Collected data entries:
====
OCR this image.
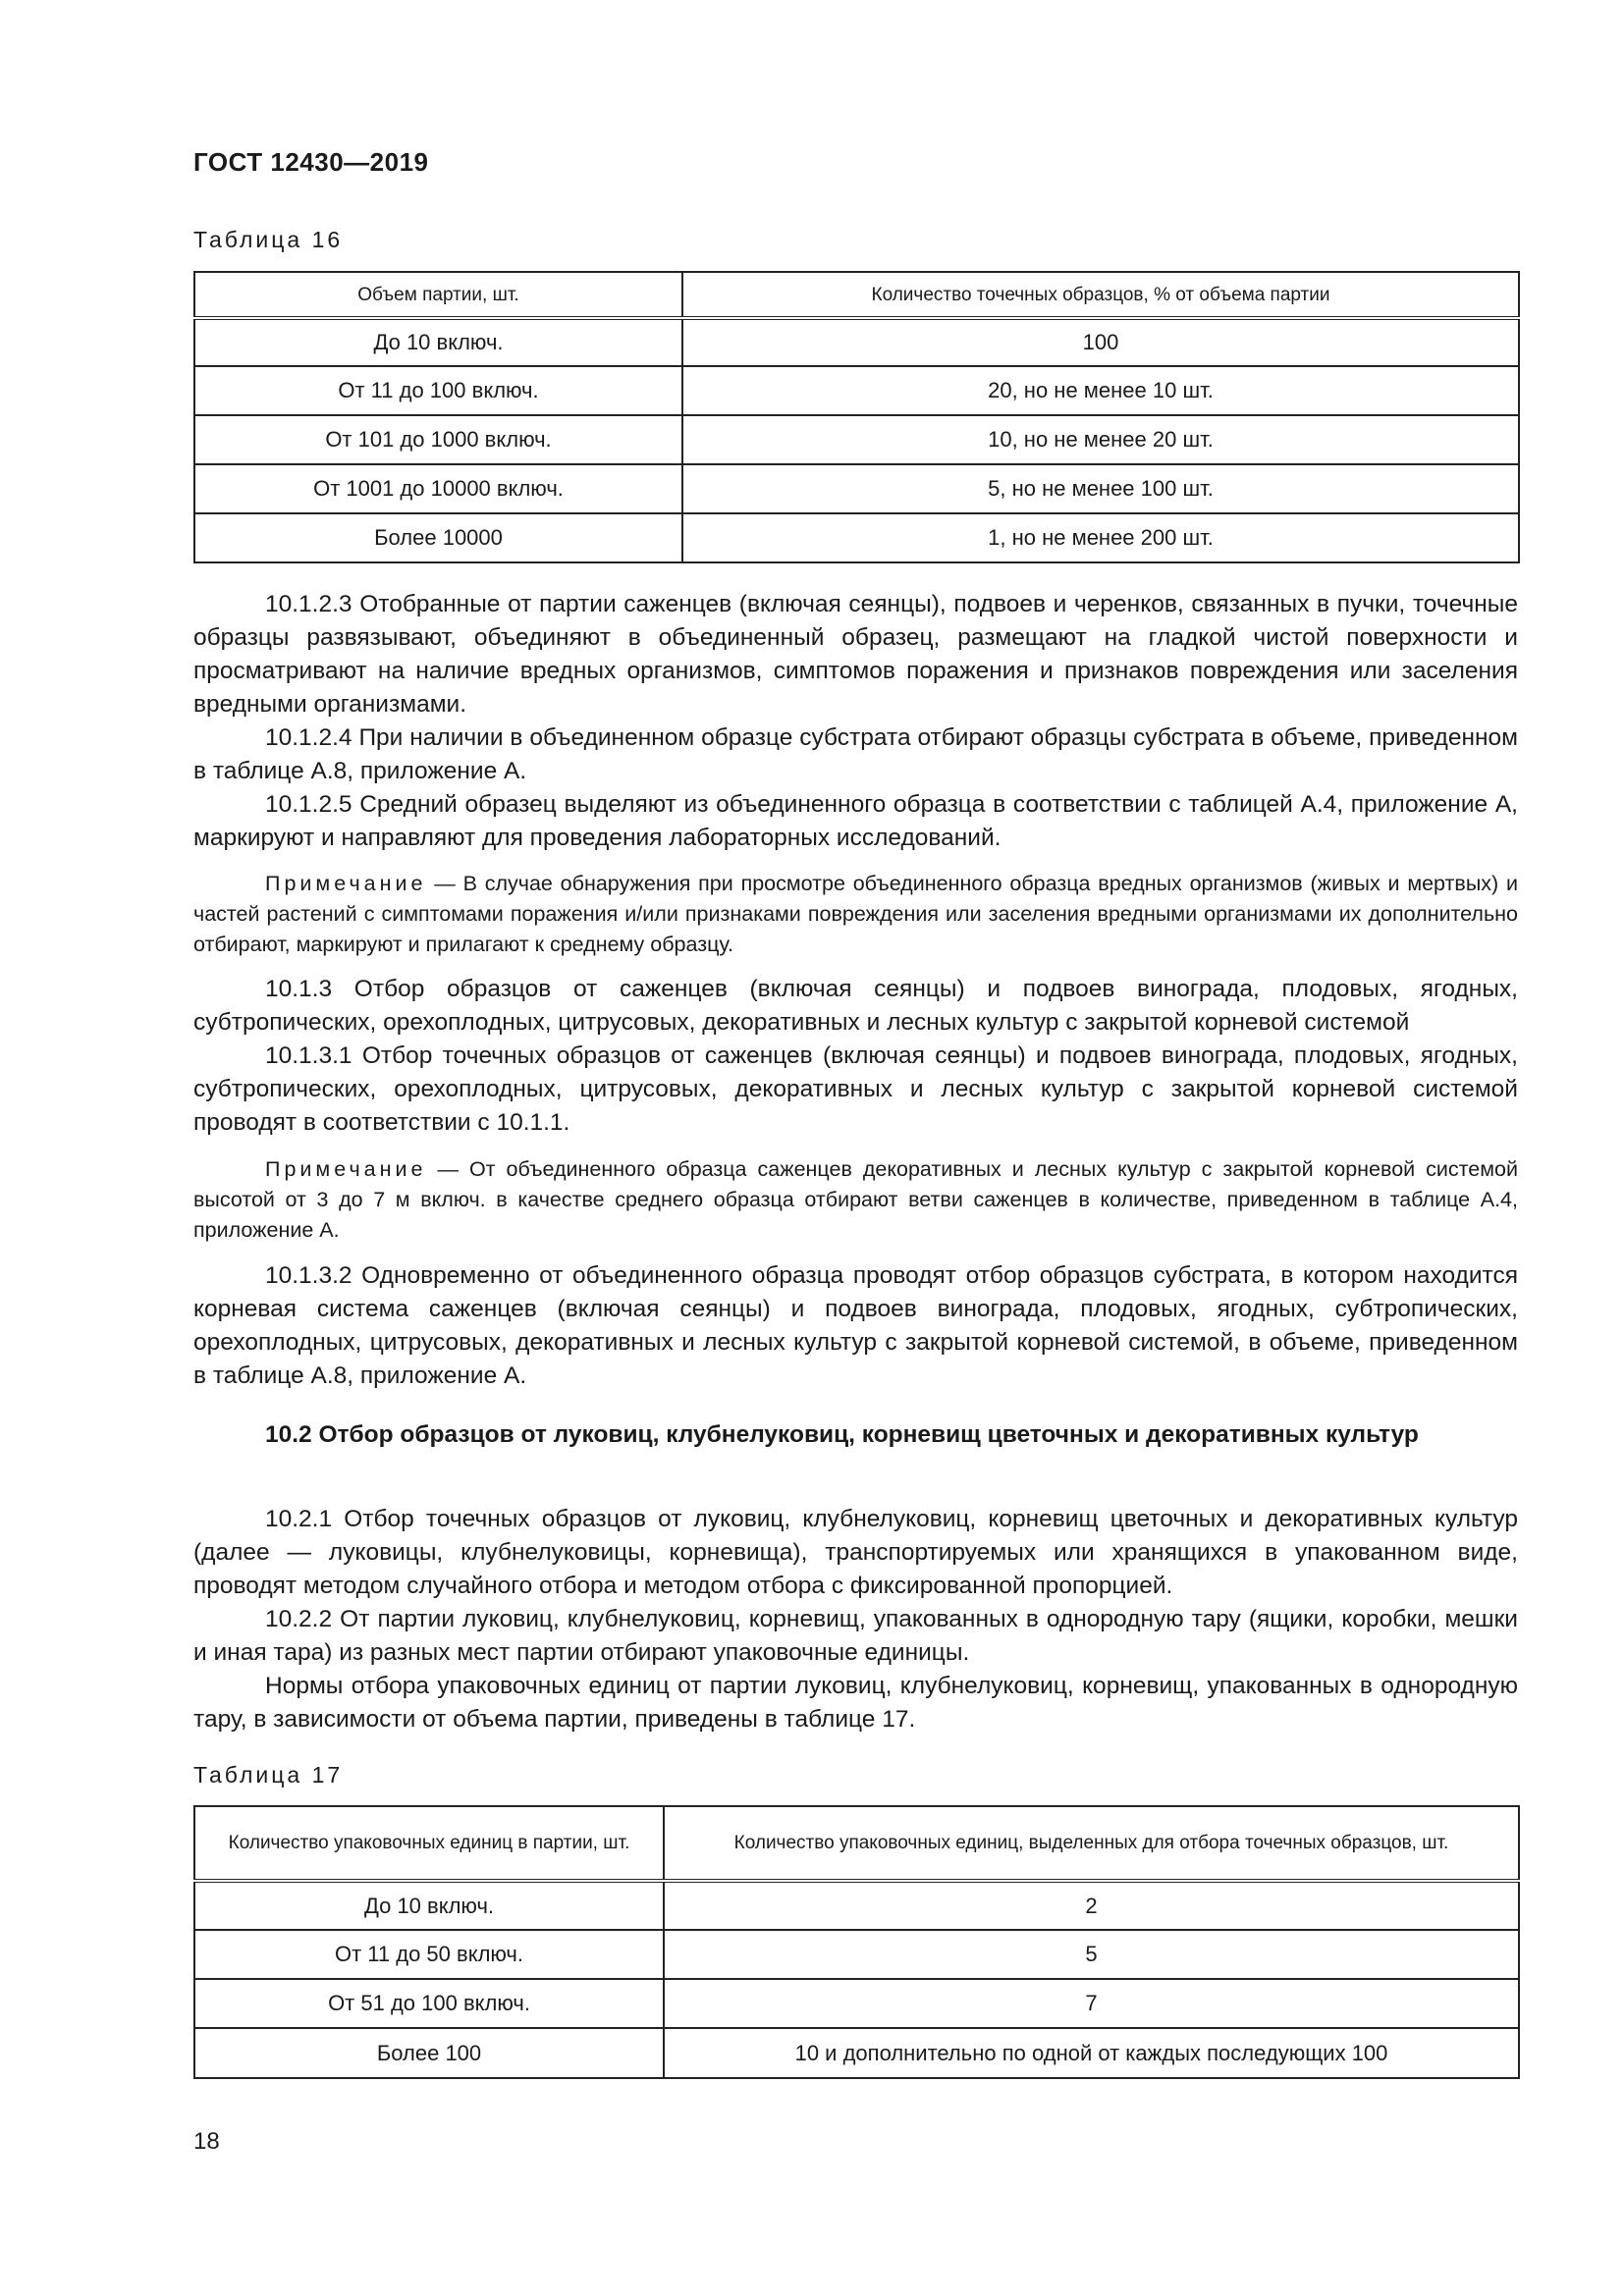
ГОСТ 12430—2019
Таблица 16
Объем партии, шт.	Количество точечных образцов, % от объема партии
До 10 включ.	100
От 11 до 100 включ.	20, но не менее 10 шт.
От 101 до 1000 включ.	10, но не менее 20 шт.
От 1001 до 10000 включ.	5, но не менее 100 шт.
Более 10000	1, но не менее 200 шт.

10.1.2.3 Отобранные от партии саженцев (включая сеянцы), подвоев и черенков, связанных в пучки, точечные образцы развязывают, объединяют в объединенный образец, размещают на гладкой чистой поверхности и просматривают на наличие вредных организмов, симптомов поражения и признаков повреждения или заселения вредными организмами.

10.1.2.4 При наличии в объединенном образце субстрата отбирают образцы субстрата в объеме, приведенном в таблице А.8, приложение А.

10.1.2.5 Средний образец выделяют из объединенного образца в соответствии с таблицей А.4, приложение А, маркируют и направляют для проведения лабораторных исследований.

Примечание — В случае обнаружения при просмотре объединенного образца вредных организмов (живых и мертвых) и частей растений с симптомами поражения и/или признаками повреждения или заселения вредными организмами их дополнительно отбирают, маркируют и прилагают к среднему образцу.

10.1.3 Отбор образцов от саженцев (включая сеянцы) и подвоев винограда, плодовых, ягодных, субтропических, орехоплодных, цитрусовых, декоративных и лесных культур с закрытой корневой системой

10.1.3.1 Отбор точечных образцов от саженцев (включая сеянцы) и подвоев винограда, плодовых, ягодных, субтропических, орехоплодных, цитрусовых, декоративных и лесных культур с закрытой корневой системой проводят в соответствии с 10.1.1.

Примечание — От объединенного образца саженцев декоративных и лесных культур с закрытой корневой системой высотой от 3 до 7 м включ. в качестве среднего образца отбирают ветви саженцев в количестве, приведенном в таблице А.4, приложение А.

10.1.3.2 Одновременно от объединенного образца проводят отбор образцов субстрата, в котором находится корневая система саженцев (включая сеянцы) и подвоев винограда, плодовых, ягодных, субтропических, орехоплодных, цитрусовых, декоративных и лесных культур с закрытой корневой системой, в объеме, приведенном в таблице А.8, приложение А.

10.2 Отбор образцов от луковиц, клубнелуковиц, корневищ цветочных и декоративных культур

10.2.1 Отбор точечных образцов от луковиц, клубнелуковиц, корневищ цветочных и декоративных культур (далее — луковицы, клубнелуковицы, корневища), транспортируемых или хранящихся в упакованном виде, проводят методом случайного отбора и методом отбора с фиксированной пропорцией.

10.2.2 От партии луковиц, клубнелуковиц, корневищ, упакованных в однородную тару (ящики, коробки, мешки и иная тара) из разных мест партии отбирают упаковочные единицы.

Нормы отбора упаковочных единиц от партии луковиц, клубнелуковиц, корневищ, упакованных в однородную тару, в зависимости от объема партии, приведены в таблице 17.

Таблица 17
Количество упаковочных единиц в партии, шт.	Количество упаковочных единиц, выделенных для отбора точечных образцов, шт.
До 10 включ.	2
От 11 до 50 включ.	5
От 51 до 100 включ.	7
Более 100	10 и дополнительно по одной от каждых последующих 100
18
====
◆ AIM OF THE EXERCISE ◆
Pictures stay out; reproduce every line of the records exactly.

◆ TASK OUTPUT ◆
OCR this image.
ГОСТ 12430—2019
Таблица 16
Объем партии, шт.	Количество точечных образцов, % от объема партии
До 10 включ.	100
От 11 до 100 включ.	20, но не менее 10 шт.
От 101 до 1000 включ.	10, но не менее 20 шт.
От 1001 до 10000 включ.	5, но не менее 100 шт.
Более 10000	1, но не менее 200 шт.

10.1.2.3 Отобранные от партии саженцев (включая сеянцы), подвоев и черенков, связанных в пучки, точечные образцы развязывают, объединяют в объединенный образец, размещают на гладкой чистой поверхности и просматривают на наличие вредных организмов, симптомов поражения и признаков повреждения или заселения вредными организмами.

10.1.2.4 При наличии в объединенном образце субстрата отбирают образцы субстрата в объеме, приведенном в таблице А.8, приложение А.

10.1.2.5 Средний образец выделяют из объединенного образца в соответствии с таблицей А.4, приложение А, маркируют и направляют для проведения лабораторных исследований.

Примечание — В случае обнаружения при просмотре объединенного образца вредных организмов (живых и мертвых) и частей растений с симптомами поражения и/или признаками повреждения или заселения вредными организмами их дополнительно отбирают, маркируют и прилагают к среднему образцу.

10.1.3 Отбор образцов от саженцев (включая сеянцы) и подвоев винограда, плодовых, ягодных, субтропических, орехоплодных, цитрусовых, декоративных и лесных культур с закрытой корневой системой

10.1.3.1 Отбор точечных образцов от саженцев (включая сеянцы) и подвоев винограда, плодовых, ягодных, субтропических, орехоплодных, цитрусовых, декоративных и лесных культур с закрытой корневой системой проводят в соответствии с 10.1.1.

Примечание — От объединенного образца саженцев декоративных и лесных культур с закрытой корневой системой высотой от 3 до 7 м включ. в качестве среднего образца отбирают ветви саженцев в количестве, приведенном в таблице А.4, приложение А.

10.1.3.2 Одновременно от объединенного образца проводят отбор образцов субстрата, в котором находится корневая система саженцев (включая сеянцы) и подвоев винограда, плодовых, ягодных, субтропических, орехоплодных, цитрусовых, декоративных и лесных культур с закрытой корневой системой, в объеме, приведенном в таблице А.8, приложение А.

10.2 Отбор образцов от луковиц, клубнелуковиц, корневищ цветочных и декоративных культур

10.2.1 Отбор точечных образцов от луковиц, клубнелуковиц, корневищ цветочных и декоративных культур (далее — луковицы, клубнелуковицы, корневища), транспортируемых или хранящихся в упакованном виде, проводят методом случайного отбора и методом отбора с фиксированной пропорцией.

10.2.2 От партии луковиц, клубнелуковиц, корневищ, упакованных в однородную тару (ящики, коробки, мешки и иная тара) из разных мест партии отбирают упаковочные единицы.

Нормы отбора упаковочных единиц от партии луковиц, клубнелуковиц, корневищ, упакованных в однородную тару, в зависимости от объема партии, приведены в таблице 17.

Таблица 17
Количество упаковочных единиц в партии, шт.	Количество упаковочных единиц, выделенных для отбора точечных образцов, шт.
До 10 включ.	2
От 11 до 50 включ.	5
От 51 до 100 включ.	7
Более 100	10 и дополнительно по одной от каждых последующих 100
18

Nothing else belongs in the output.